DATA LISTING Start Marker

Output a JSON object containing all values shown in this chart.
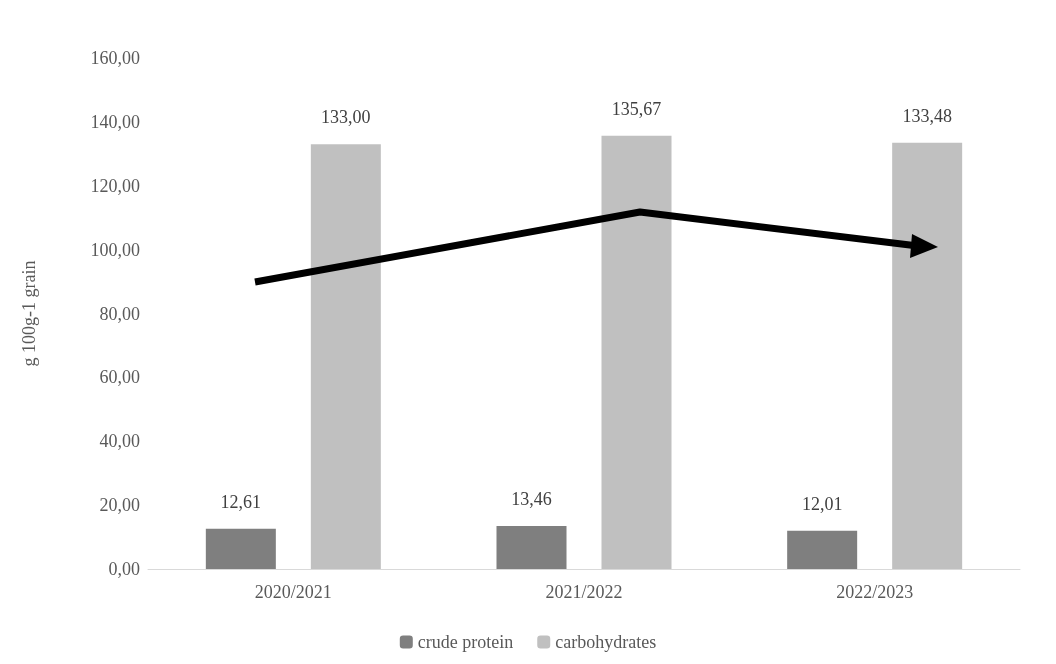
{
  "chart_data": {
    "type": "bar",
    "ylabel": "g 100g-1 grain",
    "categories": [
      "2020/2021",
      "2021/2022",
      "2022/2023"
    ],
    "series": [
      {
        "name": "crude protein",
        "color": "#7f7f7f",
        "values": [
          12.61,
          13.46,
          12.01
        ],
        "value_labels": [
          "12,61",
          "13,46",
          "12,01"
        ]
      },
      {
        "name": "carbohydrates",
        "color": "#c0c0c0",
        "values": [
          133.0,
          135.67,
          133.48
        ],
        "value_labels": [
          "133,00",
          "135,67",
          "133,48"
        ]
      }
    ],
    "ylim": [
      0,
      160
    ],
    "yticks": [
      {
        "value": 0,
        "label": "0,00"
      },
      {
        "value": 20,
        "label": "20,00"
      },
      {
        "value": 40,
        "label": "40,00"
      },
      {
        "value": 60,
        "label": "60,00"
      },
      {
        "value": 80,
        "label": "80,00"
      },
      {
        "value": 100,
        "label": "100,00"
      },
      {
        "value": 120,
        "label": "120,00"
      },
      {
        "value": 140,
        "label": "140,00"
      },
      {
        "value": 160,
        "label": "160,00"
      }
    ],
    "grid": false,
    "legend": "bottom"
  }
}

DATA LISTING End Marker

_TASK DETAILS_
Output the records verbatim without pictures.

_ANSWER BELOW_
Output a JSON object containing all values shown in this chart.
{
  "chart_data": {
    "type": "bar",
    "ylabel": "g 100g-1 grain",
    "categories": [
      "2020/2021",
      "2021/2022",
      "2022/2023"
    ],
    "series": [
      {
        "name": "crude protein",
        "color": "#7f7f7f",
        "values": [
          12.61,
          13.46,
          12.01
        ],
        "value_labels": [
          "12,61",
          "13,46",
          "12,01"
        ]
      },
      {
        "name": "carbohydrates",
        "color": "#c0c0c0",
        "values": [
          133.0,
          135.67,
          133.48
        ],
        "value_labels": [
          "133,00",
          "135,67",
          "133,48"
        ]
      }
    ],
    "ylim": [
      0,
      160
    ],
    "yticks": [
      {
        "value": 0,
        "label": "0,00"
      },
      {
        "value": 20,
        "label": "20,00"
      },
      {
        "value": 40,
        "label": "40,00"
      },
      {
        "value": 60,
        "label": "60,00"
      },
      {
        "value": 80,
        "label": "80,00"
      },
      {
        "value": 100,
        "label": "100,00"
      },
      {
        "value": 120,
        "label": "120,00"
      },
      {
        "value": 140,
        "label": "140,00"
      },
      {
        "value": 160,
        "label": "160,00"
      }
    ],
    "grid": false,
    "legend": "bottom"
  }
}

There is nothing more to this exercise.